##### Data for processing #####

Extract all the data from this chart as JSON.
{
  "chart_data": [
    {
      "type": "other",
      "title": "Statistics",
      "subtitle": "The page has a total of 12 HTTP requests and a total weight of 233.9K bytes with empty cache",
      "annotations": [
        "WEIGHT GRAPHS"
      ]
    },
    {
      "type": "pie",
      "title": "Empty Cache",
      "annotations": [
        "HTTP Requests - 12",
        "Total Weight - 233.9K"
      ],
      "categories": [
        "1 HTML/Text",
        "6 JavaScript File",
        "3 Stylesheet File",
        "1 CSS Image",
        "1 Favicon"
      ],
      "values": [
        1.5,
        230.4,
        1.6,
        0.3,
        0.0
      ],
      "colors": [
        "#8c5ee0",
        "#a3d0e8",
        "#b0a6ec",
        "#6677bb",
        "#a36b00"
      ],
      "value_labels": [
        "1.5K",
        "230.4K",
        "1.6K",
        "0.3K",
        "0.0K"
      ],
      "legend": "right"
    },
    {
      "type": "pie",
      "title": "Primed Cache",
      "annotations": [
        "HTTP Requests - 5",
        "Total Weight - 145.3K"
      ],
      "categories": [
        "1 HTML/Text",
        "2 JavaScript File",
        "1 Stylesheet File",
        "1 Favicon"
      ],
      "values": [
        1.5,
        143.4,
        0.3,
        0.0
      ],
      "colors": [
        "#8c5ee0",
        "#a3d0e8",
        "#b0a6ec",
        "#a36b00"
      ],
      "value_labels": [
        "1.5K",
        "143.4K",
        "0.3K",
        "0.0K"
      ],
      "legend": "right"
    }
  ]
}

#####

### [Task requirements]
Go through the listing above and restate it word for word.

### [Final answer]
Extract all the data from this chart as JSON.
{
  "chart_data": [
    {
      "type": "other",
      "title": "Statistics",
      "subtitle": "The page has a total of 12 HTTP requests and a total weight of 233.9K bytes with empty cache",
      "annotations": [
        "WEIGHT GRAPHS"
      ]
    },
    {
      "type": "pie",
      "title": "Empty Cache",
      "annotations": [
        "HTTP Requests - 12",
        "Total Weight - 233.9K"
      ],
      "categories": [
        "1 HTML/Text",
        "6 JavaScript File",
        "3 Stylesheet File",
        "1 CSS Image",
        "1 Favicon"
      ],
      "values": [
        1.5,
        230.4,
        1.6,
        0.3,
        0.0
      ],
      "colors": [
        "#8c5ee0",
        "#a3d0e8",
        "#b0a6ec",
        "#6677bb",
        "#a36b00"
      ],
      "value_labels": [
        "1.5K",
        "230.4K",
        "1.6K",
        "0.3K",
        "0.0K"
      ],
      "legend": "right"
    },
    {
      "type": "pie",
      "title": "Primed Cache",
      "annotations": [
        "HTTP Requests - 5",
        "Total Weight - 145.3K"
      ],
      "categories": [
        "1 HTML/Text",
        "2 JavaScript File",
        "1 Stylesheet File",
        "1 Favicon"
      ],
      "values": [
        1.5,
        143.4,
        0.3,
        0.0
      ],
      "colors": [
        "#8c5ee0",
        "#a3d0e8",
        "#b0a6ec",
        "#a36b00"
      ],
      "value_labels": [
        "1.5K",
        "143.4K",
        "0.3K",
        "0.0K"
      ],
      "legend": "right"
    }
  ]
}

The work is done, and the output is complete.